• _Goal of the exercise_
Lines containing "with" are to be counted. Report the count alone.

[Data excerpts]
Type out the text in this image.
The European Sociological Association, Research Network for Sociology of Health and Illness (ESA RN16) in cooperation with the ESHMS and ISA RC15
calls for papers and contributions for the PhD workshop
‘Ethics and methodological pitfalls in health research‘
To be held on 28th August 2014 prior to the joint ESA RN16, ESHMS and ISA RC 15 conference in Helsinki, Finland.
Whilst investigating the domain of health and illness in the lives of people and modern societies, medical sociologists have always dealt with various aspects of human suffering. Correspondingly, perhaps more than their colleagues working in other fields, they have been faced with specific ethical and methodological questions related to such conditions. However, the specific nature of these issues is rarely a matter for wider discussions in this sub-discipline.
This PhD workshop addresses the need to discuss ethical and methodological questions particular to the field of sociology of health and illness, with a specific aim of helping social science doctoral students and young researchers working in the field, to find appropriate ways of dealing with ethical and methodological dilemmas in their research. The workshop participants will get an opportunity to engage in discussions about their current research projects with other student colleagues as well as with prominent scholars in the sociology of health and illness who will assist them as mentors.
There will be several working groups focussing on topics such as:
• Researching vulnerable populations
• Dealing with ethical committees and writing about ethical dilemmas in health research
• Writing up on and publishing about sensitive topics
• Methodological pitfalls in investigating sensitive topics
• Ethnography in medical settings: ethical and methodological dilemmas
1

• _Task answer_
4